## Begin Provided records
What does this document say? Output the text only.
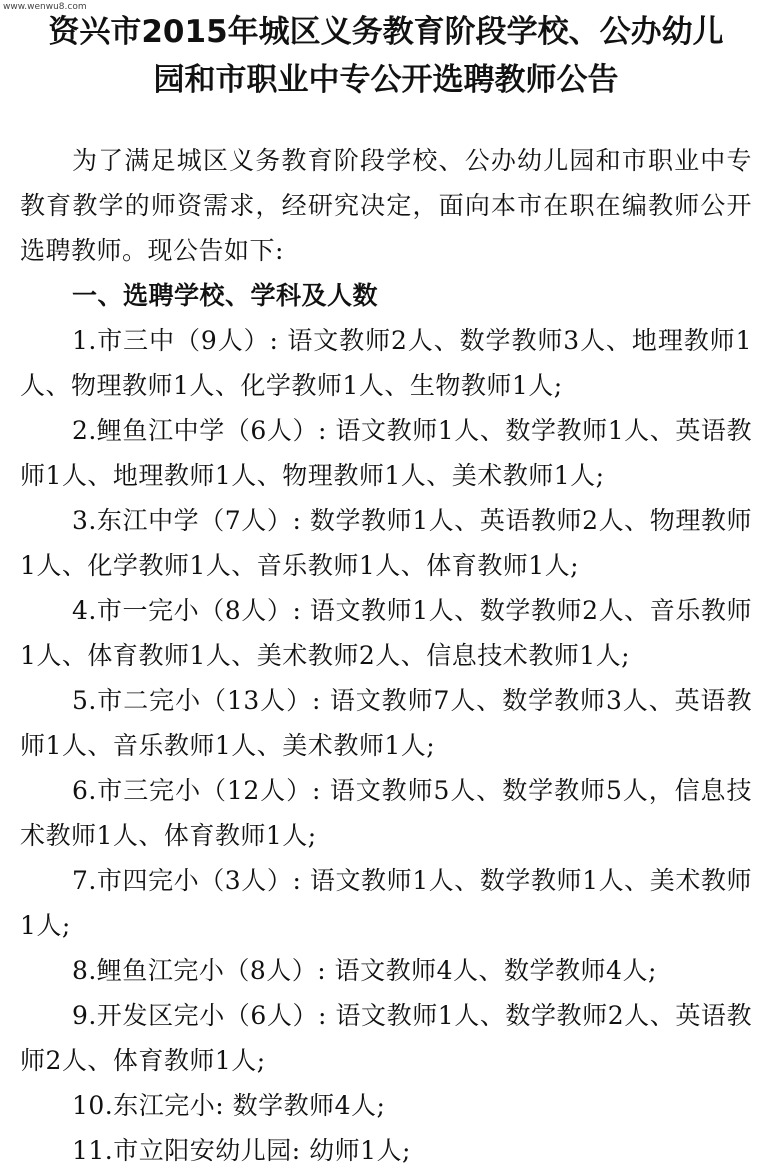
www.wenwu8.com
资兴市2015年城区义务教育阶段学校、公办幼儿
园和市职业中专公开选聘教师公告

为了满足城区义务教育阶段学校、公办幼儿园和市职业中专教育教学的师资需求，经研究决定，面向本市在职在编教师公开选聘教师。现公告如下:

一、选聘学校、学科及人数

1.市三中（9人）: 语文教师2人、数学教师3人、地理教师1人、物理教师1人、化学教师1人、生物教师1人;

2.鲤鱼江中学（6人）: 语文教师1人、数学教师1人、英语教师1人、地理教师1人、物理教师1人、美术教师1人;

3.东江中学（7人）: 数学教师1人、英语教师2人、物理教师1人、化学教师1人、音乐教师1人、体育教师1人;

4.市一完小（8人）: 语文教师1人、数学教师2人、音乐教师1人、体育教师1人、美术教师2人、信息技术教师1人;

5.市二完小（13人）: 语文教师7人、数学教师3人、英语教师1人、音乐教师1人、美术教师1人;

6.市三完小（12人）: 语文教师5人、数学教师5人，信息技术教师1人、体育教师1人;

7.市四完小（3人）: 语文教师1人、数学教师1人、美术教师1人;

8.鲤鱼江完小（8人）: 语文教师4人、数学教师4人;

9.开发区完小（6人）: 语文教师1人、数学教师2人、英语教师2人、体育教师1人;

10.东江完小: 数学教师4人;

11.市立阳安幼儿园: 幼师1人;
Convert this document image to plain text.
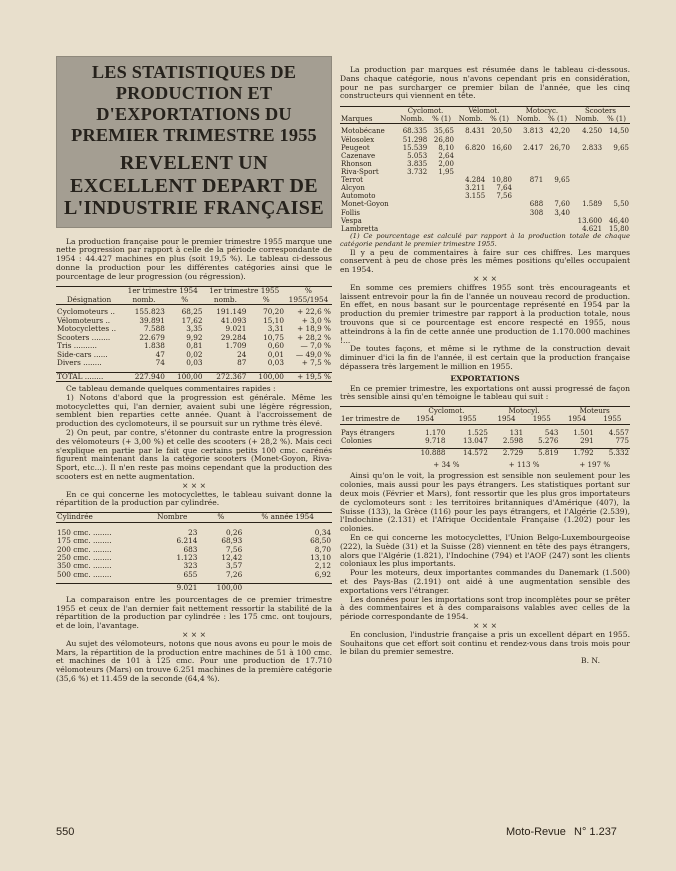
LES STATISTIQUES DE PRODUCTION ET D'EXPORTATIONS DU PREMIER TRIMESTRE 1955
REVELENT UN EXCELLENT DEPART DE L'INDUSTRIE FRANÇAISE

La production française pour le premier trimestre 1955 marque une nette progression par rapport à celle de la période correspondante de 1954 : 44.427 machines en plus (soit 19,5 %). Le tableau ci-dessous donne la production pour les différentes catégories ainsi que le pourcentage de leur progression (ou régression).

	1er trimestre 1954		1er trimestre 1955		%
Désignation	nomb.	%	nomb.	%	1955/1954

Cyclomoteurs ..	155.823	68,25	191.149	70,20	+ 22,6 %
Vélomoteurs ..	39.891	17,62	41.093	15,10	+ 3,0 %
Motocyclettes ..	7.588	3,35	9.021	3,31	+ 18,9 %
Scooters ........	22.679	9,92	29.284	10,75	+ 28,2 %
Tris ..........	1.838	0,81	1.709	0,60	— 7,0 %
Side-cars ......	47	0,02	24	0,01	— 49,0 %
Divers ........	74	0,03	87	0,03	+ 7,5 %

TOTAL ........	227.940	100,00	272.367	100,00	+ 19,5 %

Ce tableau demande quelques commentaires rapides :

1) Notons d'abord que la progression est générale. Même les motocyclettes qui, l'an dernier, avaient subi une légère régression, semblent bien reparties cette année. Quant à l'accroissement de production des cyclomoteurs, il se poursuit sur un rythme très élevé.

2) On peut, par contre, s'étonner du contraste entre la progression des vélomoteurs (+ 3,00 %) et celle des scooters (+ 28,2 %). Mais ceci s'explique en partie par le fait que certains petits 100 cmc. carénés figurent maintenant dans la catégorie scooters (Monet-Goyon, Riva-Sport, etc...). Il n'en reste pas moins cependant que la production des scooters est en nette augmentation.

× × ×

En ce qui concerne les motocyclettes, le tableau suivant donne la répartition de la production par cylindrée.

Cylindrée	Nombre	%	% année 1954

150 cmc. ........	23	0,26	0,34
175 cmc. ........	6.214	68,93	68,50
200 cmc. ........	683	7,56	8,70
250 cmc. ........	1.123	12,42	13,10
350 cmc. ........	323	3,57	2,12
500 cmc. ........	655	7,26	6,92

	9.021	100,00	

La comparaison entre les pourcentages de ce premier trimestre 1955 et ceux de l'an dernier fait nettement ressortir la stabilité de la répartition de la production par cylindrée : les 175 cmc. ont toujours, et de loin, l'avantage.

× × ×

Au sujet des vélomoteurs, notons que nous avons eu pour le mois de Mars, la répartition de la production entre machines de 51 à 100 cmc. et machines de 101 à 125 cmc. Pour une production de 17.710 vélomoteurs (Mars) on trouve 6.251 machines de la première catégorie (35,6 %) et 11.459 de la seconde (64,4 %).

La production par marques est résumée dans le tableau ci-dessous. Dans chaque catégorie, nous n'avons cependant pris en considération, pour ne pas surcharger ce premier bilan de l'année, que les cinq constructeurs qui viennent en tête.

	Cyclomot.		Vélomot.		Motocyc.		Scooters	
Marques	Nomb.	% (1)	Nomb.	% (1)	Nomb.	% (1)	Nomb.	% (1)

Motobécane	68.335	35,65	8.431	20,50	3.813	42,20	4.250	14,50
Vélosolex	51.298	26,80						
Peugeot	15.539	8,10	6.820	16,60	2.417	26,70	2.833	9,65
Cazenave	5.053	2,64						
Rhonson	3.835	2,00						
Riva-Sport	3.732	1,95						
Terrot			4.284	10,80	871	9,65		
Alcyon			3.211	7,64				
Automoto			3.155	7,56				
Monet-Goyon					688	7,60	1.589	5,50
Follis					308	3,40		
Vespa							13.600	46,40
Lambretta							4.621	15,80

(1) Ce pourcentage est calculé par rapport à la production totale de chaque catégorie pendant le premier trimestre 1955.

Il y a peu de commentaires à faire sur ces chiffres. Les marques conservent à peu de chose près les mêmes positions qu'elles occupaient en 1954.

× × ×

En somme ces premiers chiffres 1955 sont très encourageants et laissent entrevoir pour la fin de l'année un nouveau record de production. En effet, en nous basant sur le pourcentage représenté en 1954 par la production du premier trimestre par rapport à la production totale, nous trouvons que si ce pourcentage est encore respecté en 1955, nous atteindrons à la fin de cette année une production de 1.170.000 machines !...

De toutes façons, et même si le rythme de la construction devait diminuer d'ici la fin de l'année, il est certain que la production française dépassera très largement le million en 1955.

EXPORTATIONS

En ce premier trimestre, les exportations ont aussi progressé de façon très sensible ainsi qu'en témoigne le tableau qui suit :

	Cyclomot.		Motocyl.		Moteurs	
1er trimestre de	1954	1955	1954	1955	1954	1955

Pays étrangers	1.170	1.525	131	543	1.501	4.557
Colonies	9.718	13.047	2.598	5.276	291	775

	10.888	14.572	2.729	5.819	1.792	5.332

	+ 34 %		+ 113 %		+ 197 %	

Ainsi qu'on le voit, la progression est sensible non seulement pour les colonies, mais aussi pour les pays étrangers. Les statistiques portant sur deux mois (Février et Mars), font ressortir que les plus gros importateurs de cyclomoteurs sont : les territoires britanniques d'Amérique (407), la Suisse (133), la Grèce (116) pour les pays étrangers, et l'Algérie (2.539), l'Indochine (2.131) et l'Afrique Occidentale Française (1.202) pour les colonies.

En ce qui concerne les motocyclettes, l'Union Belgo-Luxembourgeoise (222), la Suède (31) et la Suisse (28) viennent en tête des pays étrangers, alors que l'Algérie (1.821), l'Indochine (794) et l'AOF (247) sont les clients coloniaux les plus importants.

Pour les moteurs, deux importantes commandes du Danemark (1.500) et des Pays-Bas (2.191) ont aidé à une augmentation sensible des exportations vers l'étranger.

Les données pour les importations sont trop incomplètes pour se prêter à des commentaires et à des comparaisons valables avec celles de la période correspondante de 1954.

× × ×

En conclusion, l'industrie française a pris un excellent départ en 1955. Souhaitons que cet effort soit continu et rendez-vous dans trois mois pour le bilan du premier semestre.

B. N.

550	Moto-Revue N° 1.237
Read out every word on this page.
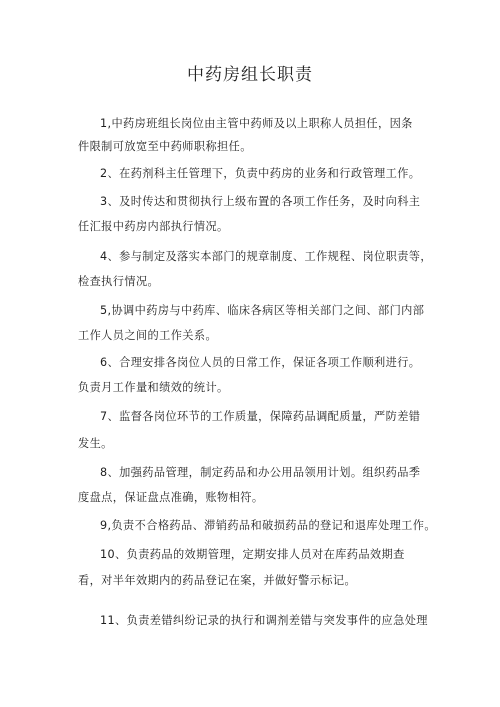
中药房组长职责
1,中药房班组长岗位由主管中药师及以上职称人员担任，因条
件限制可放宽至中药师职称担任。
2、在药剂科主任管理下，负责中药房的业务和行政管理工作。
3、及时传达和贯彻执行上级布置的各项工作任务，及时向科主
任汇报中药房内部执行情况。
4、参与制定及落实本部门的规章制度、工作规程、岗位职责等，
检查执行情况。
5,协调中药房与中药库、临床各病区等相关部门之间、部门内部
工作人员之间的工作关系。
6、合理安排各岗位人员的日常工作，保证各项工作顺利进行。
负责月工作量和绩效的统计。
7、监督各岗位环节的工作质量，保障药品调配质量，严防差错
发生。
8、加强药品管理，制定药品和办公用品领用计划。组织药品季
度盘点，保证盘点准确，账物相符。
9,负责不合格药品、滞销药品和破损药品的登记和退库处理工作。
10、负责药品的效期管理，定期安排人员对在库药品效期查
看，对半年效期内的药品登记在案，并做好警示标记。
11、负责差错纠纷记录的执行和调剂差错与突发事件的应急处理
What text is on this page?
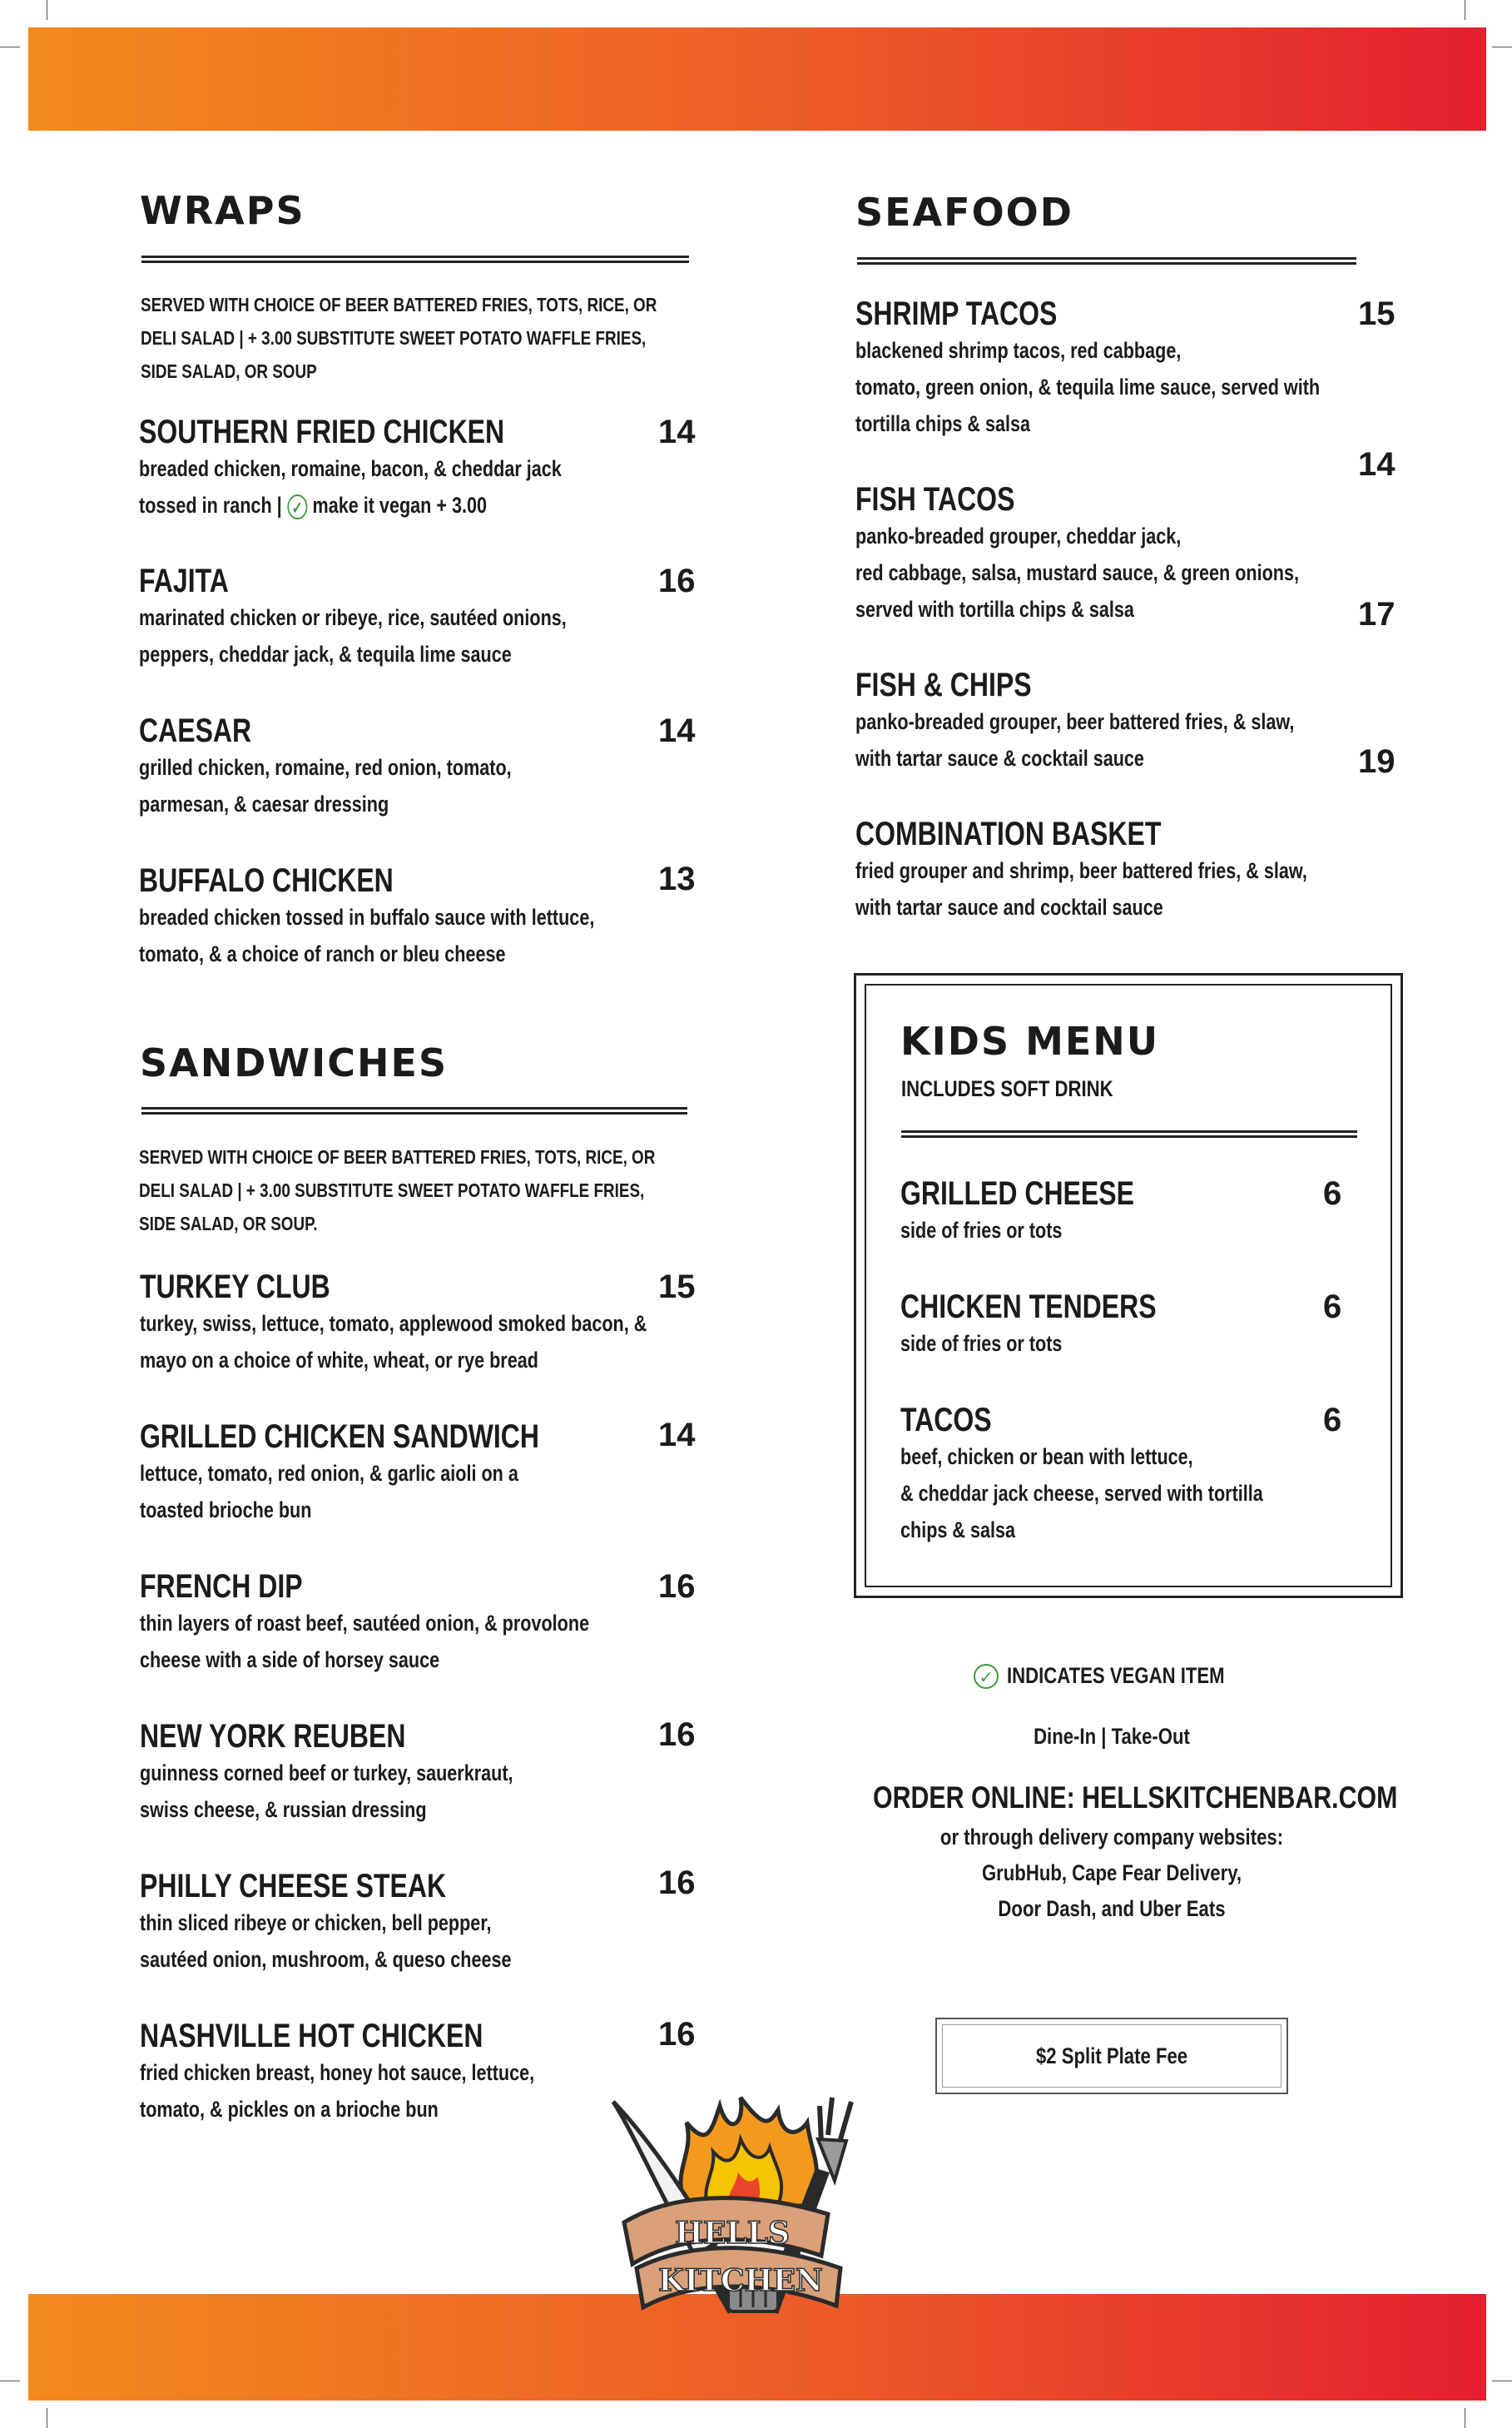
WRAPS
SERVED WITH CHOICE OF BEER BATTERED FRIES, TOTS, RICE, OR
DELI SALAD | + 3.00 SUBSTITUTE SWEET POTATO WAFFLE FRIES,
SIDE SALAD, OR SOUP
SOUTHERN FRIED CHICKEN
breaded chicken, romaine, bacon, & cheddar jack
tossed in ranch | ✓ make it vegan + 3.00
14
FAJITA
marinated chicken or ribeye, rice, sautéed onions,
peppers, cheddar jack, & tequila lime sauce
16
CAESAR
grilled chicken, romaine, red onion, tomato,
parmesan, & caesar dressing
14
BUFFALO CHICKEN
breaded chicken tossed in buffalo sauce with lettuce,
tomato, & a choice of ranch or bleu cheese
13
SANDWICHES
SERVED WITH CHOICE OF BEER BATTERED FRIES, TOTS, RICE, OR
DELI SALAD | + 3.00 SUBSTITUTE SWEET POTATO WAFFLE FRIES,
SIDE SALAD, OR SOUP.
TURKEY CLUB
turkey, swiss, lettuce, tomato, applewood smoked bacon, &
mayo on a choice of white, wheat, or rye bread
15
GRILLED CHICKEN SANDWICH
lettuce, tomato, red onion, & garlic aioli on a
toasted brioche bun
14
FRENCH DIP
thin layers of roast beef, sautéed onion, & provolone
cheese with a side of horsey sauce
16
NEW YORK REUBEN
guinness corned beef or turkey, sauerkraut,
swiss cheese, & russian dressing
16
PHILLY CHEESE STEAK
thin sliced ribeye or chicken, bell pepper,
sautéed onion, mushroom, & queso cheese
16
NASHVILLE HOT CHICKEN
fried chicken breast, honey hot sauce, lettuce,
tomato, & pickles on a brioche bun
16
SEAFOOD
SHRIMP TACOS
blackened shrimp tacos, red cabbage,
tomato, green onion, & tequila lime sauce, served with
tortilla chips & salsa
15
FISH TACOS
panko-breaded grouper, cheddar jack,
red cabbage, salsa, mustard sauce, & green onions,
served with tortilla chips & salsa
14
FISH & CHIPS
panko-breaded grouper, beer battered fries, & slaw,
with tartar sauce & cocktail sauce
17
COMBINATION BASKET
fried grouper and shrimp, beer battered fries, & slaw,
with tartar sauce and cocktail sauce
19
KIDS MENU
INCLUDES SOFT DRINK
GRILLED CHEESE
side of fries or tots
6
CHICKEN TENDERS
side of fries or tots
6
TACOS
beef, chicken or bean with lettuce,
& cheddar jack cheese, served with tortilla
chips & salsa
6
✓ INDICATES VEGAN ITEM
Dine-In | Take-Out
ORDER ONLINE: HELLSKITCHENBAR.COM
or through delivery company websites:
GrubHub, Cape Fear Delivery,
Door Dash, and Uber Eats
$2 Split Plate Fee
HELLS
KITCHEN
## End Provided records
* _Set problem_: In the records above, find each line that holds the word "tortilla"; copy all such lines.

* _Reply to the task_:
tortilla chips & salsa
served with tortilla chips & salsa
& cheddar jack cheese, served with tortilla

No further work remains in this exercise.